-------- Task input --------
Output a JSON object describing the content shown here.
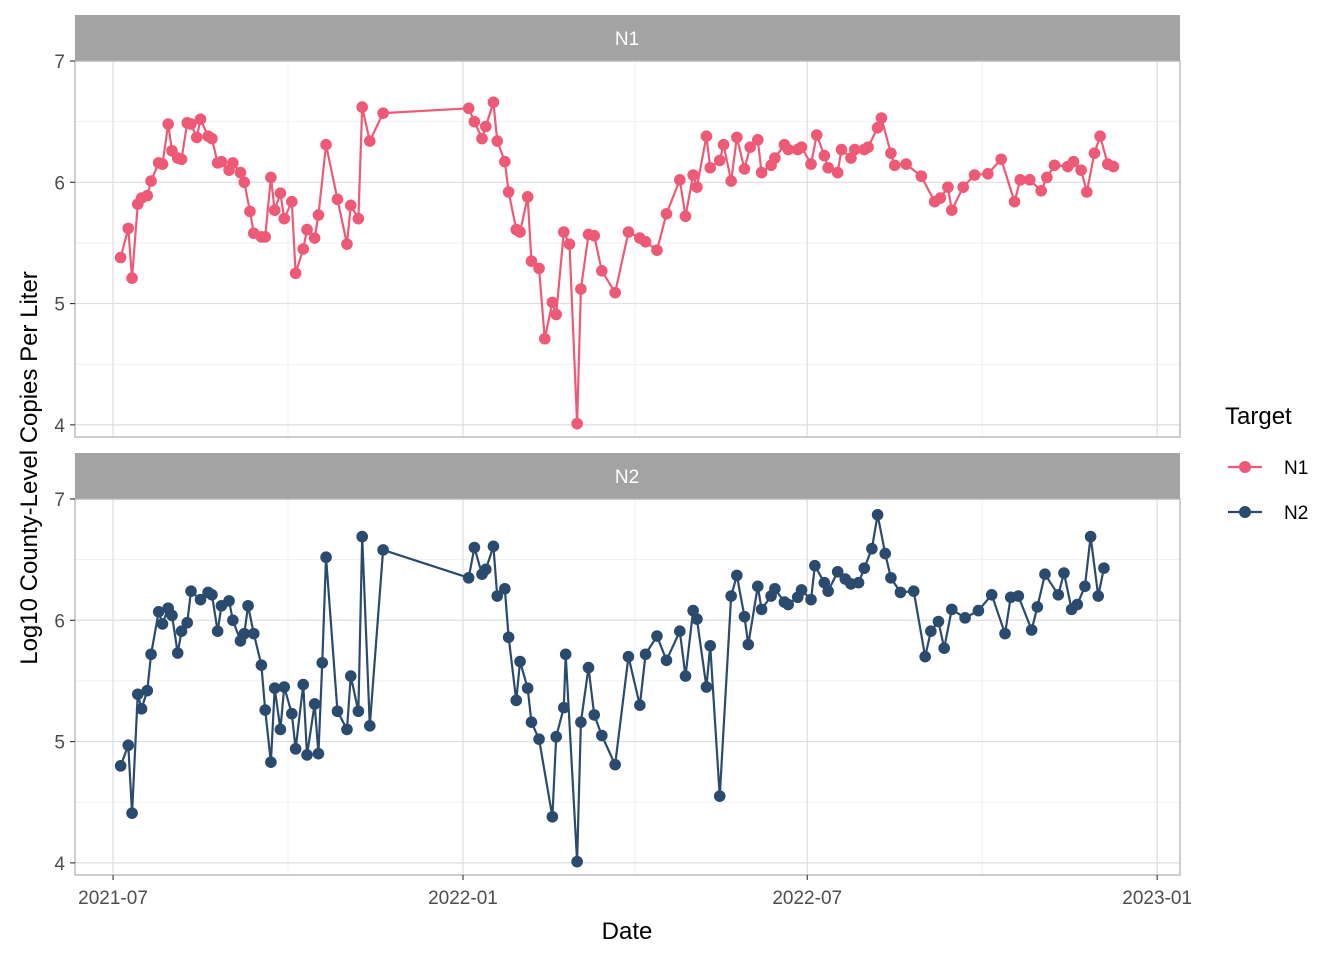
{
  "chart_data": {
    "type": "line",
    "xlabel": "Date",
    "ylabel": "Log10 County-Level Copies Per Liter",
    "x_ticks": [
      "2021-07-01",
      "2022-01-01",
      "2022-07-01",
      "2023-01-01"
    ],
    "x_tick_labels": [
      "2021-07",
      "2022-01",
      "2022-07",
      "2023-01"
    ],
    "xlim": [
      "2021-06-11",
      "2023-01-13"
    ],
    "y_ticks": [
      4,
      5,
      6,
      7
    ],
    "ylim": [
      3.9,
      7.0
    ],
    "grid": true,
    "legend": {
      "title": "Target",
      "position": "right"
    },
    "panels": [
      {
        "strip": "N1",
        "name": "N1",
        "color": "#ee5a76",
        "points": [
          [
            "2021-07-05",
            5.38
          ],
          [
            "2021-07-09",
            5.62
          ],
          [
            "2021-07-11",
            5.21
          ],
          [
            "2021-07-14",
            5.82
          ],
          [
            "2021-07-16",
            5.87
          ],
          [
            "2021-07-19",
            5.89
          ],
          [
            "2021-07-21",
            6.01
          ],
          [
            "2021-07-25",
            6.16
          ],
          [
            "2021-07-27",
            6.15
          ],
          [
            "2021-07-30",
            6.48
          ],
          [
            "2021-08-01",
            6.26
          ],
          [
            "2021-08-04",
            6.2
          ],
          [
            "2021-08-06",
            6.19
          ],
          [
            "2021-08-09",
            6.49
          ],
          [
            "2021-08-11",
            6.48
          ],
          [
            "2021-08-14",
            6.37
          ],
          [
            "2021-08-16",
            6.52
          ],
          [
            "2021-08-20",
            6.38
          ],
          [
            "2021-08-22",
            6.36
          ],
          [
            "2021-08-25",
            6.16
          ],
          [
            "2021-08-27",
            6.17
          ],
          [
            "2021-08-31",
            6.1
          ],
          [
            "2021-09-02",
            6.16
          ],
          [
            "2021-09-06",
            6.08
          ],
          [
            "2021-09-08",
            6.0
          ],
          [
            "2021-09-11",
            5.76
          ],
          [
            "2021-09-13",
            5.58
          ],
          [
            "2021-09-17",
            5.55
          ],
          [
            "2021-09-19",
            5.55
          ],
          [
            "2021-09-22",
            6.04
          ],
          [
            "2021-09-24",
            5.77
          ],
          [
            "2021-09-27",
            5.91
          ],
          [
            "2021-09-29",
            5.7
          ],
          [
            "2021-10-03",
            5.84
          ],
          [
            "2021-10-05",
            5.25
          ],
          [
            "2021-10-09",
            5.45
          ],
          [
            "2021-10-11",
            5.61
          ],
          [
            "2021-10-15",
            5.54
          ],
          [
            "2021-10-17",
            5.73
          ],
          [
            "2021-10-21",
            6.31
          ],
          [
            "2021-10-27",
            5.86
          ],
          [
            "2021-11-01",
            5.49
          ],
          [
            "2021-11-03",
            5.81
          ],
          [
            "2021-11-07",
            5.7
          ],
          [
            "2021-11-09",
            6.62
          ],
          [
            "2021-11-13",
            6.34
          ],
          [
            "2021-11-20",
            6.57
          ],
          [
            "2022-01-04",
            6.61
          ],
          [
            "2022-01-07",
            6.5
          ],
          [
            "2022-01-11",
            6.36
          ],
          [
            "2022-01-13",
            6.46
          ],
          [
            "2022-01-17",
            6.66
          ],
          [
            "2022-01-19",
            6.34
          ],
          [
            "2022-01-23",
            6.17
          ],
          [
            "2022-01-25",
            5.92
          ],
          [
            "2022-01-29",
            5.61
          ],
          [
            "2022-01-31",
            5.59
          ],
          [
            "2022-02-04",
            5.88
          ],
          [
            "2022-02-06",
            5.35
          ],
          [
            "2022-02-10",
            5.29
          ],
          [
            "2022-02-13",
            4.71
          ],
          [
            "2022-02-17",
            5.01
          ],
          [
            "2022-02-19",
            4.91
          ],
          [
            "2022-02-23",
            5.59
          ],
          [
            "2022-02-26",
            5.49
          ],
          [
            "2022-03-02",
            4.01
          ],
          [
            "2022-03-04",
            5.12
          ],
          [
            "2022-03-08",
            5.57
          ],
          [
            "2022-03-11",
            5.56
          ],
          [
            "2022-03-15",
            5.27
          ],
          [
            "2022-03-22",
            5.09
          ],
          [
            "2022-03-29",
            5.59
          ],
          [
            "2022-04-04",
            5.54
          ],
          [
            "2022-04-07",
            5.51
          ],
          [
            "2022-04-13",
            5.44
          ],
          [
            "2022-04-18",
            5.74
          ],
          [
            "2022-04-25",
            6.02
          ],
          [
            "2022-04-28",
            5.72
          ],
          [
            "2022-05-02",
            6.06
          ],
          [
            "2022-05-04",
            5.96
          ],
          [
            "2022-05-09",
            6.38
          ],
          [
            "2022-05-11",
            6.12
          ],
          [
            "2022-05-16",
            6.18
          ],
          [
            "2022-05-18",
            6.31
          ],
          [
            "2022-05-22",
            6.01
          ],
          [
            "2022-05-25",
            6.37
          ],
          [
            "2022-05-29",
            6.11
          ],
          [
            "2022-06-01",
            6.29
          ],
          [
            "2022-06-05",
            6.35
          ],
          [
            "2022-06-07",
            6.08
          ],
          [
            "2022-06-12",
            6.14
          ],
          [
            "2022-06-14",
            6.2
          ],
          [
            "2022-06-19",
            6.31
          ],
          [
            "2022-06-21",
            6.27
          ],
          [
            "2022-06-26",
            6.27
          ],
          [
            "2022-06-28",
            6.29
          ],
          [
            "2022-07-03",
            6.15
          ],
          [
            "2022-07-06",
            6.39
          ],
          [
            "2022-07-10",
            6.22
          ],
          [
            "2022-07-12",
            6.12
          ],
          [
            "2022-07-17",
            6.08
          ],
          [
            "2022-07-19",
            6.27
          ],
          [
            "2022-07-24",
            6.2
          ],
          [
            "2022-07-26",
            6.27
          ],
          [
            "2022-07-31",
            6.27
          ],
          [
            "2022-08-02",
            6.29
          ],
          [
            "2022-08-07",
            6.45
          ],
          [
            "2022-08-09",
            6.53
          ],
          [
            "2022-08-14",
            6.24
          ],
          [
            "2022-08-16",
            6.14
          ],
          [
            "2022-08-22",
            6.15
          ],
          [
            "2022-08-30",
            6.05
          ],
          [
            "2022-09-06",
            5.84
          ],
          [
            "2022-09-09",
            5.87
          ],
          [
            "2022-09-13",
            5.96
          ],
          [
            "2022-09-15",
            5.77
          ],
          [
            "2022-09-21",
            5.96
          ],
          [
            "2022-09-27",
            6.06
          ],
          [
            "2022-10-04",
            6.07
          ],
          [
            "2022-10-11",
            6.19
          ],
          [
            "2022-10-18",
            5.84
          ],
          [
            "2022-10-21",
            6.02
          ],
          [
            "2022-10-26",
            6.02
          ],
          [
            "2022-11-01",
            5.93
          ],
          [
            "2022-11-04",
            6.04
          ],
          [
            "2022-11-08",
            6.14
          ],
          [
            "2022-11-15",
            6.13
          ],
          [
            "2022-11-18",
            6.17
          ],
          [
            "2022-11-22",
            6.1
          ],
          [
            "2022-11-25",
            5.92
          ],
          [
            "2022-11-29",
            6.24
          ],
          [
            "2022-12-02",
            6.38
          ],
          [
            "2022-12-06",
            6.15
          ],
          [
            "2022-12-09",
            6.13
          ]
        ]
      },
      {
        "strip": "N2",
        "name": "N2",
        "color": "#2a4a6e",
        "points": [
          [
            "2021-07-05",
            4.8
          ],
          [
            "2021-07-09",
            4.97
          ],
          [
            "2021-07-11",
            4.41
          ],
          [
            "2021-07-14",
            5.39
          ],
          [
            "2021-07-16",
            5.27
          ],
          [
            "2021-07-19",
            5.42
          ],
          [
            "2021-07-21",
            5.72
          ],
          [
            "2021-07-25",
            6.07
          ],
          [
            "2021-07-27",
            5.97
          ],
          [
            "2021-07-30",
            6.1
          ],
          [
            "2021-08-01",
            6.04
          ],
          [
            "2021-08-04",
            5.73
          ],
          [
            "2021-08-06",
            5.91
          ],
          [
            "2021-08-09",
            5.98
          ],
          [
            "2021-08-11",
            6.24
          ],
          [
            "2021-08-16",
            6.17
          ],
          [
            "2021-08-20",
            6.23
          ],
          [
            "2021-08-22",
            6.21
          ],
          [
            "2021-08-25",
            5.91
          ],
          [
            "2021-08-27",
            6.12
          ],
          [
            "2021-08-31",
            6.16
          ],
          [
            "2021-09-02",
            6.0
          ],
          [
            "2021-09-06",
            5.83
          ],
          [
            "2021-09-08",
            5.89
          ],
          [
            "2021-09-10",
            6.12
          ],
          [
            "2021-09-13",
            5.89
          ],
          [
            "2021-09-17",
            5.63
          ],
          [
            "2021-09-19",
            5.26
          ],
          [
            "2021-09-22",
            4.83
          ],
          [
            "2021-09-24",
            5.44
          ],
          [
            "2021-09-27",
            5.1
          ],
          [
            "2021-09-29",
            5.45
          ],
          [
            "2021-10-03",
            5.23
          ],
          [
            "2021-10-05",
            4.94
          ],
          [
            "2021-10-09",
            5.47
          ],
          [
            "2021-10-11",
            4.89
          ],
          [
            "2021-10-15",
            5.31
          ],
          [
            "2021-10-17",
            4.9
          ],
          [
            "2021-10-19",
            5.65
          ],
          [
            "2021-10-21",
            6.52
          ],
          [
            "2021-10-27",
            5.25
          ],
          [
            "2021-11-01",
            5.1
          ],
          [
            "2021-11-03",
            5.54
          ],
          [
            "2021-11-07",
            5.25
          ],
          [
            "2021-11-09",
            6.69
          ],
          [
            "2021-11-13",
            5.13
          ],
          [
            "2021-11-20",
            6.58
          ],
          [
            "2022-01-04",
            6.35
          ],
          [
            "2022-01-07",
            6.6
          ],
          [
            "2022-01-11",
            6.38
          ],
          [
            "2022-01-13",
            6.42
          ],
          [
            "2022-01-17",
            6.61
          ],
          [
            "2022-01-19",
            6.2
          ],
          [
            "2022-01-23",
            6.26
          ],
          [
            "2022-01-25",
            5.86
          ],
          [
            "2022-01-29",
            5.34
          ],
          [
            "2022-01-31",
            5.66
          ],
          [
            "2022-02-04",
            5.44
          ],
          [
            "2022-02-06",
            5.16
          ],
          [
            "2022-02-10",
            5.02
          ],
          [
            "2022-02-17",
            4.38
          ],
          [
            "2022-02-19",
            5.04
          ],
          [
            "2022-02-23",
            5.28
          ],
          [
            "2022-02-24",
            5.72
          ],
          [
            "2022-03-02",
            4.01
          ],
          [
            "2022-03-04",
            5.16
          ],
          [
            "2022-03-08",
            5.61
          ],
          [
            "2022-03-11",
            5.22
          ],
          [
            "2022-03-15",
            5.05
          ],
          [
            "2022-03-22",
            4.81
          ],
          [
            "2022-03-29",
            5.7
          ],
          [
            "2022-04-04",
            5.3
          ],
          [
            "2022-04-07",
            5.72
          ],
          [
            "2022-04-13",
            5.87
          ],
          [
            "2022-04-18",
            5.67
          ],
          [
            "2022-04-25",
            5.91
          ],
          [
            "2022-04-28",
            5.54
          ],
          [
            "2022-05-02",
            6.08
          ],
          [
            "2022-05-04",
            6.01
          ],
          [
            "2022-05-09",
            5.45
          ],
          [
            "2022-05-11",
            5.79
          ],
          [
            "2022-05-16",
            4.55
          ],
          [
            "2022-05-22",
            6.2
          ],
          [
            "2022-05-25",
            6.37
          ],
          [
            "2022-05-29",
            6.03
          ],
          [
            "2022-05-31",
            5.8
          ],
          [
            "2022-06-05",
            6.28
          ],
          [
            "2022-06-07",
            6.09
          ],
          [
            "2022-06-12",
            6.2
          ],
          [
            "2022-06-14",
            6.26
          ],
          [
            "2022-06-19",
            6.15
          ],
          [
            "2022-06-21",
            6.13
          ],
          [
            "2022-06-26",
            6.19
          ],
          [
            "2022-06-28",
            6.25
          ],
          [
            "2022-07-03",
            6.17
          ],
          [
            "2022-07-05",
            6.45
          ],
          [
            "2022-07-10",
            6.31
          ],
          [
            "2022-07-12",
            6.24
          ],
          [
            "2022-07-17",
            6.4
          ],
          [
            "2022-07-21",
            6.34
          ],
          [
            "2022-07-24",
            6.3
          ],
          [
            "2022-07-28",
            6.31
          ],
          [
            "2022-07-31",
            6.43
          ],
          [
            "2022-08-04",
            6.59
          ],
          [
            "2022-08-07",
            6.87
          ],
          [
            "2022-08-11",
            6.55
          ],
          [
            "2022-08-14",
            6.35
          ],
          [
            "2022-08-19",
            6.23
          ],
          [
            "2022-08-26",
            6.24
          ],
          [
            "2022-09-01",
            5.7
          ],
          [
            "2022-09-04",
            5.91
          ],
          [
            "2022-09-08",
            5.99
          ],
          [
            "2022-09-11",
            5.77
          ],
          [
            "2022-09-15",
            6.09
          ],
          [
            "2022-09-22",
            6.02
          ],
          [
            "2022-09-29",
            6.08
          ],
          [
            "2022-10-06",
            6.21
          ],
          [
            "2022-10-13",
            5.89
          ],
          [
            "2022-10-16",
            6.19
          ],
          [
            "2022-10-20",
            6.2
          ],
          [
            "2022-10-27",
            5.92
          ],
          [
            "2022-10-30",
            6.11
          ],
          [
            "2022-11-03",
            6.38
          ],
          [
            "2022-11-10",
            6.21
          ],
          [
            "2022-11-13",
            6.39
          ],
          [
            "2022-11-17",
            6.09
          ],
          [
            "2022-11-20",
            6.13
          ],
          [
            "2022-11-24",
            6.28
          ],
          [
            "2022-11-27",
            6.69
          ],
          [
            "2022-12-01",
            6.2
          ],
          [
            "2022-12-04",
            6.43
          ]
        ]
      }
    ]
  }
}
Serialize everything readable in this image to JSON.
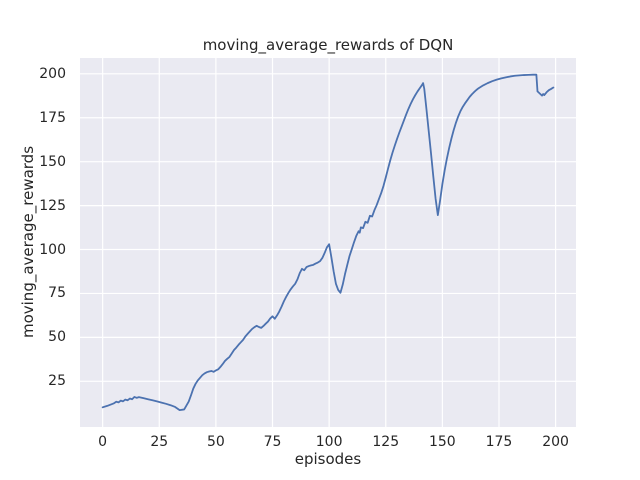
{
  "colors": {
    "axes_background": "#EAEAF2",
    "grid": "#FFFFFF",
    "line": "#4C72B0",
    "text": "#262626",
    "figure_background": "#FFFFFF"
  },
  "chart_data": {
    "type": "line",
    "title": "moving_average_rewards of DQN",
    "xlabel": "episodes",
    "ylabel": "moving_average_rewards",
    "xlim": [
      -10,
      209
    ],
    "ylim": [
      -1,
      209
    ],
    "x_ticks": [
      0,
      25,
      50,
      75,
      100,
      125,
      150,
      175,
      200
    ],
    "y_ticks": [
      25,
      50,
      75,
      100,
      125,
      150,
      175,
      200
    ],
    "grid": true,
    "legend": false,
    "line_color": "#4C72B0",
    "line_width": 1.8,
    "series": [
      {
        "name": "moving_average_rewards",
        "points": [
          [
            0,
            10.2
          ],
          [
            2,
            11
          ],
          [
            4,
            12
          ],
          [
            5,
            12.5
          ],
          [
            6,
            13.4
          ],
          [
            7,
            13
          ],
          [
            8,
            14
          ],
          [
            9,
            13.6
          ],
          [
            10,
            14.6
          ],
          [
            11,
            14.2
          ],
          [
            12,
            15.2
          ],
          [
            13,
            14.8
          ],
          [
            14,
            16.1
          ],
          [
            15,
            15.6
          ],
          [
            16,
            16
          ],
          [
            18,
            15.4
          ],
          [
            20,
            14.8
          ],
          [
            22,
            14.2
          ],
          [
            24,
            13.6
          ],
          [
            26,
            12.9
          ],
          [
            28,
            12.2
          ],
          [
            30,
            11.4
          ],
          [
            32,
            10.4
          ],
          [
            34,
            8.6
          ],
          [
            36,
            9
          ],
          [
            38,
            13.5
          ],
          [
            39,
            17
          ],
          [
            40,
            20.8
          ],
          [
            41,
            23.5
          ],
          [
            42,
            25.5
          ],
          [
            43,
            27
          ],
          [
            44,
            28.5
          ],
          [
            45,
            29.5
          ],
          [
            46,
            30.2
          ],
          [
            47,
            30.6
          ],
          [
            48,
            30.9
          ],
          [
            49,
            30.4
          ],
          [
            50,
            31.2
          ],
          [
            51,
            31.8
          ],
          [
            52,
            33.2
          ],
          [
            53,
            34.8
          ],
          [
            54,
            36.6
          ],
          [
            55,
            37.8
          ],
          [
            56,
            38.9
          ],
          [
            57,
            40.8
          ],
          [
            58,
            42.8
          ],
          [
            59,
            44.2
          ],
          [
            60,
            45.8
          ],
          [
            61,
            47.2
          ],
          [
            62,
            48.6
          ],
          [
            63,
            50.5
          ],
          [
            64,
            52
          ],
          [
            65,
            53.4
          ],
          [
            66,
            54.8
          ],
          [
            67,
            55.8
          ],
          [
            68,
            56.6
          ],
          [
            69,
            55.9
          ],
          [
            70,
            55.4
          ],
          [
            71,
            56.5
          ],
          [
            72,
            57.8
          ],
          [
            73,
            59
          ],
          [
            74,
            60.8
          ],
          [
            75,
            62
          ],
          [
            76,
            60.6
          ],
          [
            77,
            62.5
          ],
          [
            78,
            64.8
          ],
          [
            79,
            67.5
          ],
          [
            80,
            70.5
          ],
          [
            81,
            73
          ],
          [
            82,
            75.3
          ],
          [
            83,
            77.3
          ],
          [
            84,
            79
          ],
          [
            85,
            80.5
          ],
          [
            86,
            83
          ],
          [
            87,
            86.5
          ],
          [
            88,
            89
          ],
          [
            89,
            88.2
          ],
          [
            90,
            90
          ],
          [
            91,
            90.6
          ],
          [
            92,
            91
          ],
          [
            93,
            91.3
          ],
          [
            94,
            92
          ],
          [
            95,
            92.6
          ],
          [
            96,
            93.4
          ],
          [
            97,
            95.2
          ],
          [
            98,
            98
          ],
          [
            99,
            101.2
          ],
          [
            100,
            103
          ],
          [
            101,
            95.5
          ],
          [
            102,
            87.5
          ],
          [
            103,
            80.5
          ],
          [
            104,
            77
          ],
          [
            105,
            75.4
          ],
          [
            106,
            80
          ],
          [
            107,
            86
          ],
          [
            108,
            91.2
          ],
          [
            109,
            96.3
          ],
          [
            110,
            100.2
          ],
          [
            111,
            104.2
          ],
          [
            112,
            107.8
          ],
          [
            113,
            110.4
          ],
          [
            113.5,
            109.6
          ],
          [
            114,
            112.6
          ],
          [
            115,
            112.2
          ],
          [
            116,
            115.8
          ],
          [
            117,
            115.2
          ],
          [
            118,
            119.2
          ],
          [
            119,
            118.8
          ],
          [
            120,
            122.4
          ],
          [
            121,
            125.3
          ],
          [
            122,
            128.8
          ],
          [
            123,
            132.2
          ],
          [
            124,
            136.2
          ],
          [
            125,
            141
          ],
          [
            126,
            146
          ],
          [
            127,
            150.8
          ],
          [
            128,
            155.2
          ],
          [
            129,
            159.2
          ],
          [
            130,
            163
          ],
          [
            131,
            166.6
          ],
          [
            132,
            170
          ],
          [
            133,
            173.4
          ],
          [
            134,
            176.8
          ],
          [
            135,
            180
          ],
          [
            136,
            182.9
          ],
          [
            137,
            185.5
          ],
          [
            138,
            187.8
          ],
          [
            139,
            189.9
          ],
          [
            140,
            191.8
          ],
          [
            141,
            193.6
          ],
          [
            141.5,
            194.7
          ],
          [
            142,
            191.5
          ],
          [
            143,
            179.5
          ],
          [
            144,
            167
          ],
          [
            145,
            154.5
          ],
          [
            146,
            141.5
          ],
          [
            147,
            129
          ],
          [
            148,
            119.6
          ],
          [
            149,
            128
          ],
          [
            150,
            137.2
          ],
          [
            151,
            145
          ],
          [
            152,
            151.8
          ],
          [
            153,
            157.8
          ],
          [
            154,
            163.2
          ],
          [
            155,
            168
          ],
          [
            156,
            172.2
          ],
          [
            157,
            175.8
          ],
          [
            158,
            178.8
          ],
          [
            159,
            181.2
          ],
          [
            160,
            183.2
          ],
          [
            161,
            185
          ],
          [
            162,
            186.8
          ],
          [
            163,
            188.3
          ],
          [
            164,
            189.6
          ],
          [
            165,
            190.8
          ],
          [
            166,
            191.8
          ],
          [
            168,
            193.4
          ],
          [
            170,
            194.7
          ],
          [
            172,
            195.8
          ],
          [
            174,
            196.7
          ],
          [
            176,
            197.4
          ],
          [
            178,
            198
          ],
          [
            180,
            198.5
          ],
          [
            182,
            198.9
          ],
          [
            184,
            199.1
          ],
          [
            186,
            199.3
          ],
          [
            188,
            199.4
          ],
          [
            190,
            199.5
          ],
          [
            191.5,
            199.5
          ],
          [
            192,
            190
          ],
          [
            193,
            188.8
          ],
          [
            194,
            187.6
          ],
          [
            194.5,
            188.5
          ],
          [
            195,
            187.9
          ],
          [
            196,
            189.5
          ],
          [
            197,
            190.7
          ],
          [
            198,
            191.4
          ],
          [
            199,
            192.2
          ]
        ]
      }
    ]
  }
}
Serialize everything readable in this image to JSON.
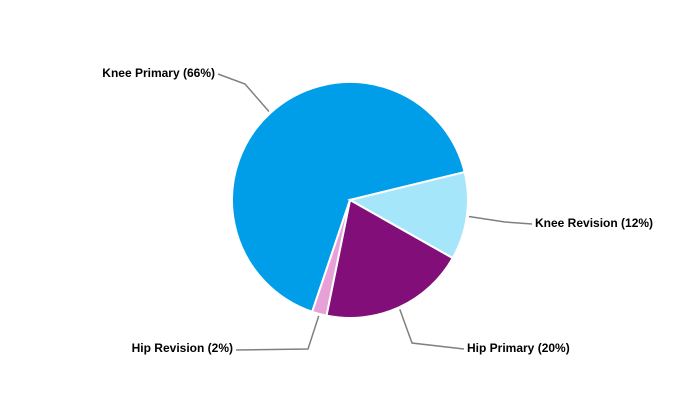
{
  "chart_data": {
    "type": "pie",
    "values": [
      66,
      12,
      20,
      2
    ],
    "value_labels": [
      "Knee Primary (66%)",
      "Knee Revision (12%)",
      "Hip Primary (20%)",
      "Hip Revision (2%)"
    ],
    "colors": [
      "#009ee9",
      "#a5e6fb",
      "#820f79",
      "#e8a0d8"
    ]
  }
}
--------
Task requirements:
Every line that holds the string "ylabel" should be returned.

Finished answer:
    "ylabel": "Log10 County-Level Copies Per Liter",
    "ylabel": "moving_average_rewards",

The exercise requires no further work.